**Stated problem**
What is the number of lines containing the word "свою"? Please answer with that number and nothing more.

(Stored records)

====

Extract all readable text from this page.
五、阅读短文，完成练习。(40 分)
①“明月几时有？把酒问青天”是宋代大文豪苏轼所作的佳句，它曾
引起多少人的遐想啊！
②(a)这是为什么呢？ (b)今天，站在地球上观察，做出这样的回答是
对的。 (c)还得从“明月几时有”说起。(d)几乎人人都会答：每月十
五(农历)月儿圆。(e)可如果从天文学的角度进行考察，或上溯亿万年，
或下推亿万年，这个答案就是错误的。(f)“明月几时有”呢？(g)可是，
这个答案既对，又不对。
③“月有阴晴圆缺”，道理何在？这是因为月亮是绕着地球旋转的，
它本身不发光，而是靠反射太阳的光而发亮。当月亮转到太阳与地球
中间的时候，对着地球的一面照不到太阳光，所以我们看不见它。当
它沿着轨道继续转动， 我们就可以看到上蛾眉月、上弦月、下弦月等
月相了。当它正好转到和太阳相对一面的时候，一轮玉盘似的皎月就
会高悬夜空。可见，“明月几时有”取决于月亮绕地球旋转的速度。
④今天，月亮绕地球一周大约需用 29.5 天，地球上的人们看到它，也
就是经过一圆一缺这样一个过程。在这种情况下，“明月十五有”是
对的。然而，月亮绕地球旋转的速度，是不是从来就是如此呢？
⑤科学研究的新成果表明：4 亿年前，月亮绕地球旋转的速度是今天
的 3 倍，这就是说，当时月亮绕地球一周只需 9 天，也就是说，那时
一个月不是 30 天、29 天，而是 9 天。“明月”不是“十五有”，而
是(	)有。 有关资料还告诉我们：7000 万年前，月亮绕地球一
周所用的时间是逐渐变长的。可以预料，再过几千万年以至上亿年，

====

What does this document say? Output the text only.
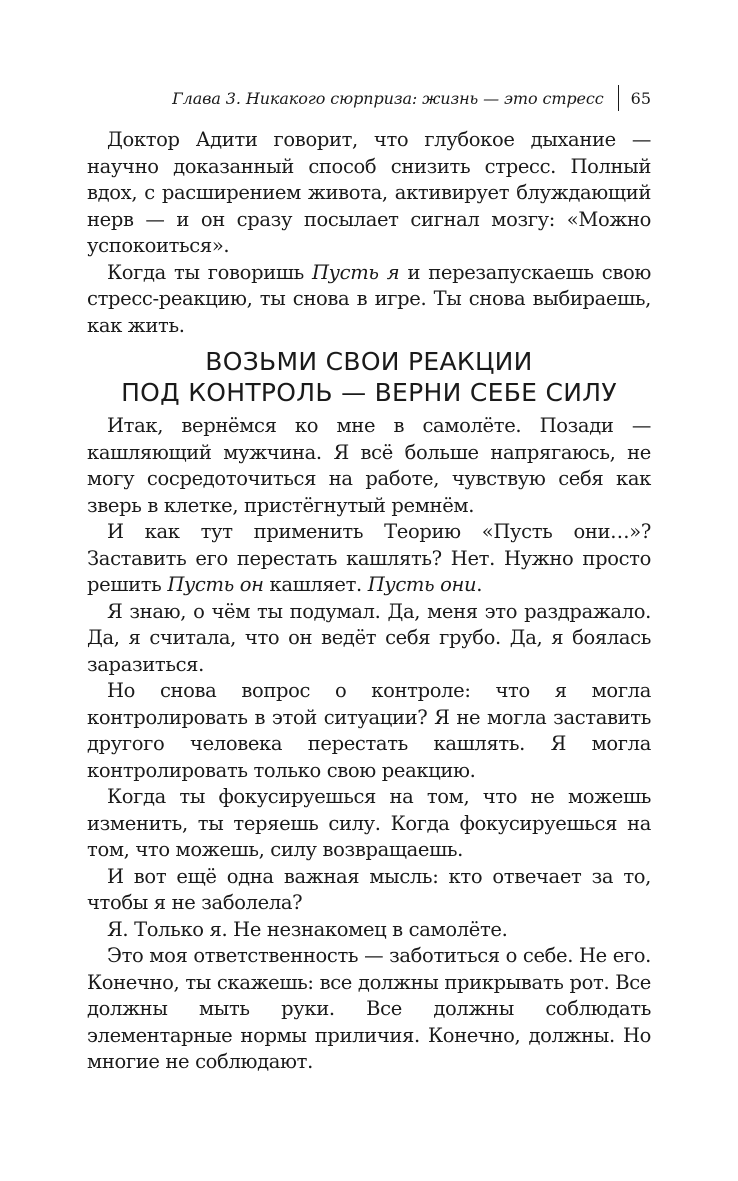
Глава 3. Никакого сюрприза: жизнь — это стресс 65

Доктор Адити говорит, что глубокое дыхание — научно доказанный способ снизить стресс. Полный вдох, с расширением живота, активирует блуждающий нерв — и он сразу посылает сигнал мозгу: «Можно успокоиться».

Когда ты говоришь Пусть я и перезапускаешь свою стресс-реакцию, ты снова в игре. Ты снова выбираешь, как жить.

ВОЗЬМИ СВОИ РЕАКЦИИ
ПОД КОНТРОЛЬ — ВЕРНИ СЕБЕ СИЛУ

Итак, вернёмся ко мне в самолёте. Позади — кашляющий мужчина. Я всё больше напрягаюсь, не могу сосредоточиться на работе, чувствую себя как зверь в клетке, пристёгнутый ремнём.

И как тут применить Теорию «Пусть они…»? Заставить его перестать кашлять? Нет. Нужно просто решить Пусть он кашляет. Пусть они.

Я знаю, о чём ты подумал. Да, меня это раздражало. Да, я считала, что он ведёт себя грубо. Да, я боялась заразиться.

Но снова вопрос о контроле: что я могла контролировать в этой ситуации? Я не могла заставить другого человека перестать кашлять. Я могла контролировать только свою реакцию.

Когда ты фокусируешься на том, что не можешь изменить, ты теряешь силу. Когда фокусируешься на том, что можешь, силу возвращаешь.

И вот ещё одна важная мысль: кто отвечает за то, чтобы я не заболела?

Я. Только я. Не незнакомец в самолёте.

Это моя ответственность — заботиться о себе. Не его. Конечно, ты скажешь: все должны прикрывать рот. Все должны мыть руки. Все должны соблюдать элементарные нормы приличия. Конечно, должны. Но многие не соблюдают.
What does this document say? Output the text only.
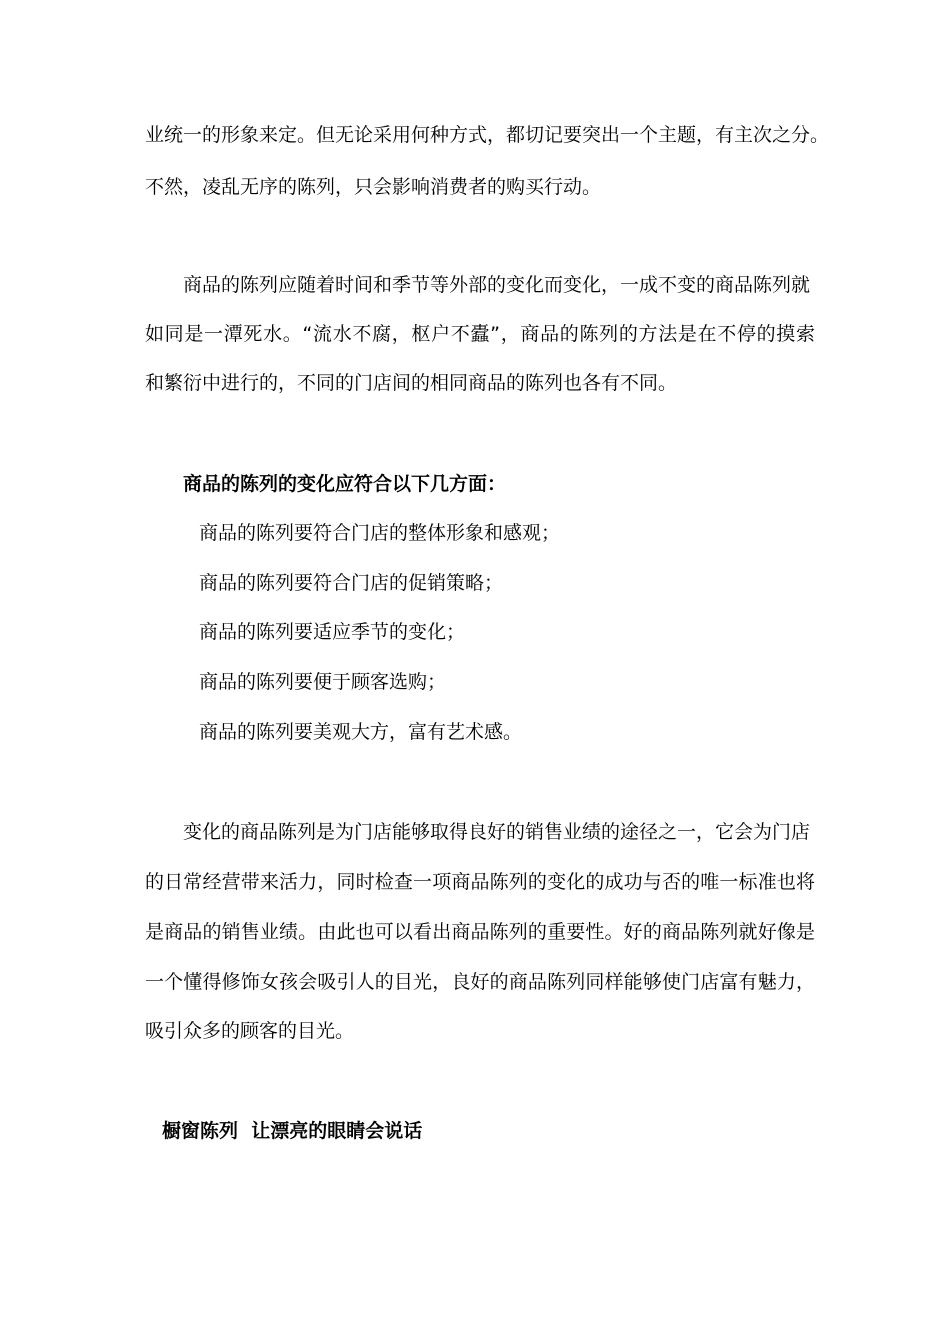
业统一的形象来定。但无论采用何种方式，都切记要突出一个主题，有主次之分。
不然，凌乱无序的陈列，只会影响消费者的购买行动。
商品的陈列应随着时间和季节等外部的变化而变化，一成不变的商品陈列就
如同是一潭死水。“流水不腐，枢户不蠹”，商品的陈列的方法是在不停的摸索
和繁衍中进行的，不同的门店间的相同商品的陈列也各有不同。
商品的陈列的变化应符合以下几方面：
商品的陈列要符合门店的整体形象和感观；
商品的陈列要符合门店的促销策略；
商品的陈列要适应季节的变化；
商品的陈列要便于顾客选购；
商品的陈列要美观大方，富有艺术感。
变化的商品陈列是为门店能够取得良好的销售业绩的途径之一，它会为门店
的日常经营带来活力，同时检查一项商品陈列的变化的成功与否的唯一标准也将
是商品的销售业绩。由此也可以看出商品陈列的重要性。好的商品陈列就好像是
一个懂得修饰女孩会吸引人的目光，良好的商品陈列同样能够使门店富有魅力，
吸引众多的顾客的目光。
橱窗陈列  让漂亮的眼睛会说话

====

**Exercise response**
2